- Figure collection entries:
= = = =
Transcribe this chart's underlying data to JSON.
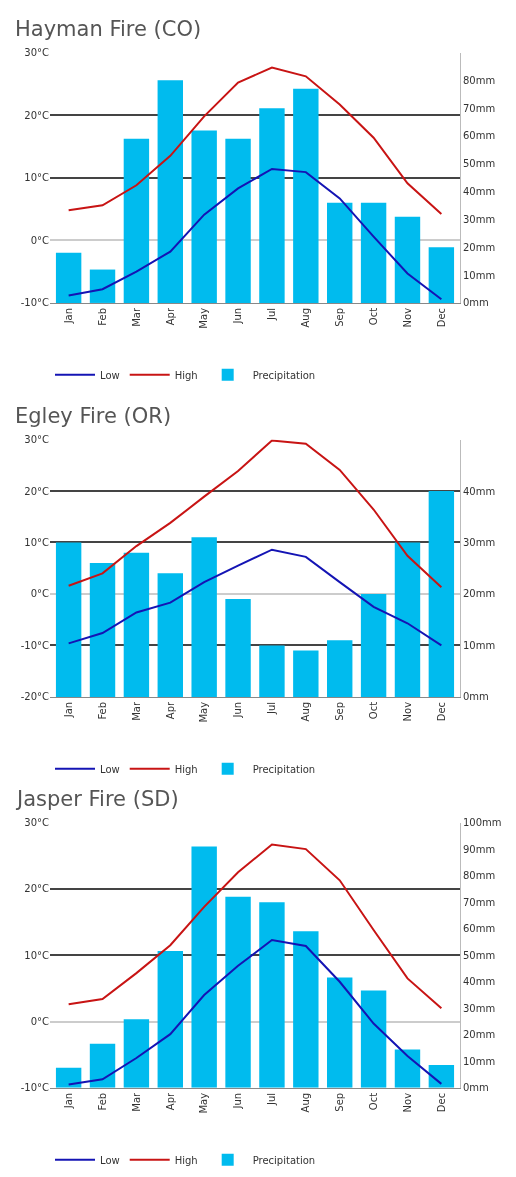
{
  "chart_data": [
    {
      "type": "bar",
      "title": "Hayman Fire (CO)",
      "categories": [
        "Jan",
        "Feb",
        "Mar",
        "Apr",
        "May",
        "Jun",
        "Jul",
        "Aug",
        "Sep",
        "Oct",
        "Nov",
        "Dec"
      ],
      "series": [
        {
          "name": "Low",
          "type": "line",
          "color": "#1414b4",
          "values": [
            -8.8,
            -7.8,
            -5,
            -1.8,
            4.1,
            8.3,
            11.4,
            10.9,
            6.7,
            0.6,
            -5.3,
            -9.4
          ]
        },
        {
          "name": "High",
          "type": "line",
          "color": "#c81414",
          "values": [
            4.8,
            5.6,
            8.8,
            13.5,
            19.8,
            25.2,
            27.6,
            26.2,
            21.7,
            16.4,
            9.1,
            4.2
          ]
        },
        {
          "name": "Precipitation",
          "axis": "y2",
          "color": "#00bbee",
          "values": [
            18,
            12,
            59,
            80,
            62,
            59,
            70,
            77,
            36,
            36,
            31,
            20
          ]
        }
      ],
      "ylim": [
        -10,
        30
      ],
      "yticks": [
        {
          "value": -10,
          "label": "-10°C"
        },
        {
          "value": 0,
          "label": "0°C"
        },
        {
          "value": 10,
          "label": "10°C"
        },
        {
          "value": 20,
          "label": "20°C"
        },
        {
          "value": 30,
          "label": "30°C"
        }
      ],
      "y2lim": [
        0,
        90
      ],
      "y2ticks": [
        {
          "value": 0,
          "label": "0mm"
        },
        {
          "value": 10,
          "label": "10mm"
        },
        {
          "value": 20,
          "label": "20mm"
        },
        {
          "value": 30,
          "label": "30mm"
        },
        {
          "value": 40,
          "label": "40mm"
        },
        {
          "value": 50,
          "label": "50mm"
        },
        {
          "value": 60,
          "label": "60mm"
        },
        {
          "value": 70,
          "label": "70mm"
        },
        {
          "value": 80,
          "label": "80mm"
        }
      ],
      "grid": "y",
      "legend": "bottom"
    },
    {
      "type": "bar",
      "title": "Egley Fire (OR)",
      "categories": [
        "Jan",
        "Feb",
        "Mar",
        "Apr",
        "May",
        "Jun",
        "Jul",
        "Aug",
        "Sep",
        "Oct",
        "Nov",
        "Dec"
      ],
      "series": [
        {
          "name": "Low",
          "type": "line",
          "color": "#1414b4",
          "values": [
            -9.6,
            -7.6,
            -3.6,
            -1.7,
            2.3,
            5.5,
            8.6,
            7.2,
            2.3,
            -2.5,
            -5.7,
            -10
          ]
        },
        {
          "name": "High",
          "type": "line",
          "color": "#c81414",
          "values": [
            1.6,
            4,
            9.3,
            13.8,
            18.9,
            23.9,
            29.8,
            29.2,
            24.1,
            16.4,
            7.4,
            1.3
          ]
        },
        {
          "name": "Precipitation",
          "axis": "y2",
          "color": "#00bbee",
          "values": [
            30,
            26,
            28,
            24,
            31,
            19,
            10,
            9,
            11,
            20,
            30,
            40
          ]
        }
      ],
      "ylim": [
        -20,
        30
      ],
      "yticks": [
        {
          "value": -20,
          "label": "-20°C"
        },
        {
          "value": -10,
          "label": "-10°C"
        },
        {
          "value": 0,
          "label": "0°C"
        },
        {
          "value": 10,
          "label": "10°C"
        },
        {
          "value": 20,
          "label": "20°C"
        },
        {
          "value": 30,
          "label": "30°C"
        }
      ],
      "y2lim": [
        0,
        50
      ],
      "y2ticks": [
        {
          "value": 0,
          "label": "0mm"
        },
        {
          "value": 10,
          "label": "10mm"
        },
        {
          "value": 20,
          "label": "20mm"
        },
        {
          "value": 30,
          "label": "30mm"
        },
        {
          "value": 40,
          "label": "40mm"
        }
      ],
      "grid": "y",
      "legend": "bottom"
    },
    {
      "type": "bar",
      "title": "Jasper Fire (SD)",
      "categories": [
        "Jan",
        "Feb",
        "Mar",
        "Apr",
        "May",
        "Jun",
        "Jul",
        "Aug",
        "Sep",
        "Oct",
        "Nov",
        "Dec"
      ],
      "series": [
        {
          "name": "Low",
          "type": "line",
          "color": "#1414b4",
          "values": [
            -9.5,
            -8.7,
            -5.5,
            -1.9,
            4,
            8.4,
            12.3,
            11.4,
            6,
            -0.3,
            -5.2,
            -9.4
          ]
        },
        {
          "name": "High",
          "type": "line",
          "color": "#c81414",
          "values": [
            2.6,
            3.4,
            7.3,
            11.5,
            17.3,
            22.5,
            26.7,
            26,
            21.3,
            13.8,
            6.5,
            2
          ]
        },
        {
          "name": "Precipitation",
          "axis": "y2",
          "color": "#00bbee",
          "values": [
            7.6,
            16.6,
            25.9,
            51.6,
            91,
            72,
            70,
            59,
            41.6,
            36.7,
            14.5,
            8.6
          ]
        }
      ],
      "ylim": [
        -10,
        30
      ],
      "yticks": [
        {
          "value": -10,
          "label": "-10°C"
        },
        {
          "value": 0,
          "label": "0°C"
        },
        {
          "value": 10,
          "label": "10°C"
        },
        {
          "value": 20,
          "label": "20°C"
        },
        {
          "value": 30,
          "label": "30°C"
        }
      ],
      "y2lim": [
        0,
        100
      ],
      "y2ticks": [
        {
          "value": 0,
          "label": "0mm"
        },
        {
          "value": 10,
          "label": "10mm"
        },
        {
          "value": 20,
          "label": "20mm"
        },
        {
          "value": 30,
          "label": "30mm"
        },
        {
          "value": 40,
          "label": "40mm"
        },
        {
          "value": 50,
          "label": "50mm"
        },
        {
          "value": 60,
          "label": "60mm"
        },
        {
          "value": 70,
          "label": "70mm"
        },
        {
          "value": 80,
          "label": "80mm"
        },
        {
          "value": 90,
          "label": "90mm"
        },
        {
          "value": 100,
          "label": "100mm"
        }
      ],
      "grid": "y",
      "legend": "bottom"
    }
  ]
}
= = = =
- DESCRIPTION OF THE TASK: Copy the material above exactly and drop the pictures.

- REPLY:
Transcribe this chart's underlying data to JSON.
{
  "chart_data": [
    {
      "type": "bar",
      "title": "Hayman Fire (CO)",
      "categories": [
        "Jan",
        "Feb",
        "Mar",
        "Apr",
        "May",
        "Jun",
        "Jul",
        "Aug",
        "Sep",
        "Oct",
        "Nov",
        "Dec"
      ],
      "series": [
        {
          "name": "Low",
          "type": "line",
          "color": "#1414b4",
          "values": [
            -8.8,
            -7.8,
            -5,
            -1.8,
            4.1,
            8.3,
            11.4,
            10.9,
            6.7,
            0.6,
            -5.3,
            -9.4
          ]
        },
        {
          "name": "High",
          "type": "line",
          "color": "#c81414",
          "values": [
            4.8,
            5.6,
            8.8,
            13.5,
            19.8,
            25.2,
            27.6,
            26.2,
            21.7,
            16.4,
            9.1,
            4.2
          ]
        },
        {
          "name": "Precipitation",
          "axis": "y2",
          "color": "#00bbee",
          "values": [
            18,
            12,
            59,
            80,
            62,
            59,
            70,
            77,
            36,
            36,
            31,
            20
          ]
        }
      ],
      "ylim": [
        -10,
        30
      ],
      "yticks": [
        {
          "value": -10,
          "label": "-10°C"
        },
        {
          "value": 0,
          "label": "0°C"
        },
        {
          "value": 10,
          "label": "10°C"
        },
        {
          "value": 20,
          "label": "20°C"
        },
        {
          "value": 30,
          "label": "30°C"
        }
      ],
      "y2lim": [
        0,
        90
      ],
      "y2ticks": [
        {
          "value": 0,
          "label": "0mm"
        },
        {
          "value": 10,
          "label": "10mm"
        },
        {
          "value": 20,
          "label": "20mm"
        },
        {
          "value": 30,
          "label": "30mm"
        },
        {
          "value": 40,
          "label": "40mm"
        },
        {
          "value": 50,
          "label": "50mm"
        },
        {
          "value": 60,
          "label": "60mm"
        },
        {
          "value": 70,
          "label": "70mm"
        },
        {
          "value": 80,
          "label": "80mm"
        }
      ],
      "grid": "y",
      "legend": "bottom"
    },
    {
      "type": "bar",
      "title": "Egley Fire (OR)",
      "categories": [
        "Jan",
        "Feb",
        "Mar",
        "Apr",
        "May",
        "Jun",
        "Jul",
        "Aug",
        "Sep",
        "Oct",
        "Nov",
        "Dec"
      ],
      "series": [
        {
          "name": "Low",
          "type": "line",
          "color": "#1414b4",
          "values": [
            -9.6,
            -7.6,
            -3.6,
            -1.7,
            2.3,
            5.5,
            8.6,
            7.2,
            2.3,
            -2.5,
            -5.7,
            -10
          ]
        },
        {
          "name": "High",
          "type": "line",
          "color": "#c81414",
          "values": [
            1.6,
            4,
            9.3,
            13.8,
            18.9,
            23.9,
            29.8,
            29.2,
            24.1,
            16.4,
            7.4,
            1.3
          ]
        },
        {
          "name": "Precipitation",
          "axis": "y2",
          "color": "#00bbee",
          "values": [
            30,
            26,
            28,
            24,
            31,
            19,
            10,
            9,
            11,
            20,
            30,
            40
          ]
        }
      ],
      "ylim": [
        -20,
        30
      ],
      "yticks": [
        {
          "value": -20,
          "label": "-20°C"
        },
        {
          "value": -10,
          "label": "-10°C"
        },
        {
          "value": 0,
          "label": "0°C"
        },
        {
          "value": 10,
          "label": "10°C"
        },
        {
          "value": 20,
          "label": "20°C"
        },
        {
          "value": 30,
          "label": "30°C"
        }
      ],
      "y2lim": [
        0,
        50
      ],
      "y2ticks": [
        {
          "value": 0,
          "label": "0mm"
        },
        {
          "value": 10,
          "label": "10mm"
        },
        {
          "value": 20,
          "label": "20mm"
        },
        {
          "value": 30,
          "label": "30mm"
        },
        {
          "value": 40,
          "label": "40mm"
        }
      ],
      "grid": "y",
      "legend": "bottom"
    },
    {
      "type": "bar",
      "title": "Jasper Fire (SD)",
      "categories": [
        "Jan",
        "Feb",
        "Mar",
        "Apr",
        "May",
        "Jun",
        "Jul",
        "Aug",
        "Sep",
        "Oct",
        "Nov",
        "Dec"
      ],
      "series": [
        {
          "name": "Low",
          "type": "line",
          "color": "#1414b4",
          "values": [
            -9.5,
            -8.7,
            -5.5,
            -1.9,
            4,
            8.4,
            12.3,
            11.4,
            6,
            -0.3,
            -5.2,
            -9.4
          ]
        },
        {
          "name": "High",
          "type": "line",
          "color": "#c81414",
          "values": [
            2.6,
            3.4,
            7.3,
            11.5,
            17.3,
            22.5,
            26.7,
            26,
            21.3,
            13.8,
            6.5,
            2
          ]
        },
        {
          "name": "Precipitation",
          "axis": "y2",
          "color": "#00bbee",
          "values": [
            7.6,
            16.6,
            25.9,
            51.6,
            91,
            72,
            70,
            59,
            41.6,
            36.7,
            14.5,
            8.6
          ]
        }
      ],
      "ylim": [
        -10,
        30
      ],
      "yticks": [
        {
          "value": -10,
          "label": "-10°C"
        },
        {
          "value": 0,
          "label": "0°C"
        },
        {
          "value": 10,
          "label": "10°C"
        },
        {
          "value": 20,
          "label": "20°C"
        },
        {
          "value": 30,
          "label": "30°C"
        }
      ],
      "y2lim": [
        0,
        100
      ],
      "y2ticks": [
        {
          "value": 0,
          "label": "0mm"
        },
        {
          "value": 10,
          "label": "10mm"
        },
        {
          "value": 20,
          "label": "20mm"
        },
        {
          "value": 30,
          "label": "30mm"
        },
        {
          "value": 40,
          "label": "40mm"
        },
        {
          "value": 50,
          "label": "50mm"
        },
        {
          "value": 60,
          "label": "60mm"
        },
        {
          "value": 70,
          "label": "70mm"
        },
        {
          "value": 80,
          "label": "80mm"
        },
        {
          "value": 90,
          "label": "90mm"
        },
        {
          "value": 100,
          "label": "100mm"
        }
      ],
      "grid": "y",
      "legend": "bottom"
    }
  ]
}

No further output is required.